Entries from a dataset:
******

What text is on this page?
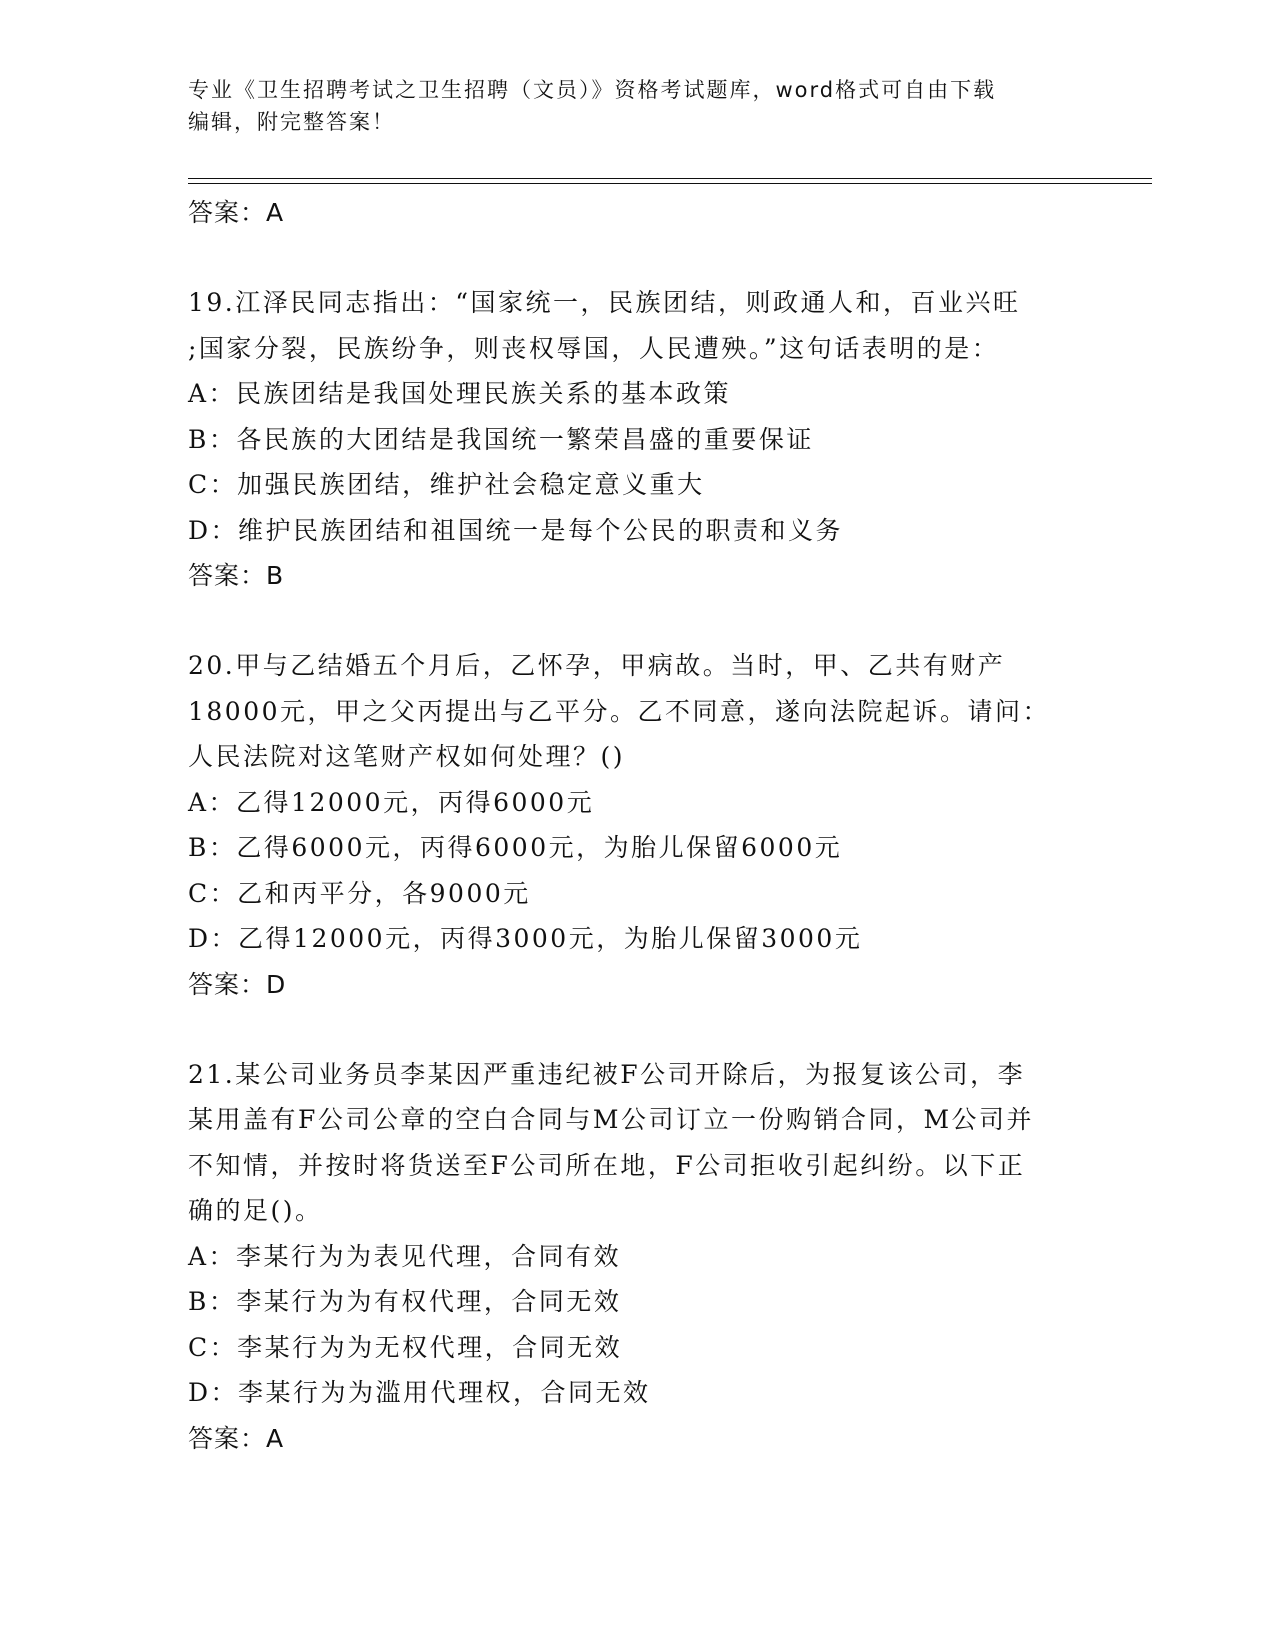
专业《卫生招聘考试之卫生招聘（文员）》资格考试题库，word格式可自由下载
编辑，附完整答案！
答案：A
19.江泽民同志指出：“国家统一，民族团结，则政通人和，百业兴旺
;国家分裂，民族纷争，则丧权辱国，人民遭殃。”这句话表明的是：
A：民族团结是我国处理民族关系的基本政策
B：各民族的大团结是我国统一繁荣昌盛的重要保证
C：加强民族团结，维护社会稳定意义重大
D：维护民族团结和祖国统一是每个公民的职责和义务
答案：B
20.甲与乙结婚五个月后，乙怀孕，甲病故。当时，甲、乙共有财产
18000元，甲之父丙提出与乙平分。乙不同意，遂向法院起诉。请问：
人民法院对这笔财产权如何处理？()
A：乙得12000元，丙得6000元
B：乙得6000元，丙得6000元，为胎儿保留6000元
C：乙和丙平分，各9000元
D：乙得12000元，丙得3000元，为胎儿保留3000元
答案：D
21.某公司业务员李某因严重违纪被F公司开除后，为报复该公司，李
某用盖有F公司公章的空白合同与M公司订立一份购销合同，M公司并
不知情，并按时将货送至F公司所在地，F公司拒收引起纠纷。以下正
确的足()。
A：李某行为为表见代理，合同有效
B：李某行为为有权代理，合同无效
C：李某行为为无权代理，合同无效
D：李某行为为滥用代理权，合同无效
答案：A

******

Reproduce every record above exactly, omitting the pictures.

What text is on this page?
专业《卫生招聘考试之卫生招聘（文员）》资格考试题库，word格式可自由下载
编辑，附完整答案！
答案：A
19.江泽民同志指出：“国家统一，民族团结，则政通人和，百业兴旺
;国家分裂，民族纷争，则丧权辱国，人民遭殃。”这句话表明的是：
A：民族团结是我国处理民族关系的基本政策
B：各民族的大团结是我国统一繁荣昌盛的重要保证
C：加强民族团结，维护社会稳定意义重大
D：维护民族团结和祖国统一是每个公民的职责和义务
答案：B
20.甲与乙结婚五个月后，乙怀孕，甲病故。当时，甲、乙共有财产
18000元，甲之父丙提出与乙平分。乙不同意，遂向法院起诉。请问：
人民法院对这笔财产权如何处理？()
A：乙得12000元，丙得6000元
B：乙得6000元，丙得6000元，为胎儿保留6000元
C：乙和丙平分，各9000元
D：乙得12000元，丙得3000元，为胎儿保留3000元
答案：D
21.某公司业务员李某因严重违纪被F公司开除后，为报复该公司，李
某用盖有F公司公章的空白合同与M公司订立一份购销合同，M公司并
不知情，并按时将货送至F公司所在地，F公司拒收引起纠纷。以下正
确的足()。
A：李某行为为表见代理，合同有效
B：李某行为为有权代理，合同无效
C：李某行为为无权代理，合同无效
D：李某行为为滥用代理权，合同无效
答案：A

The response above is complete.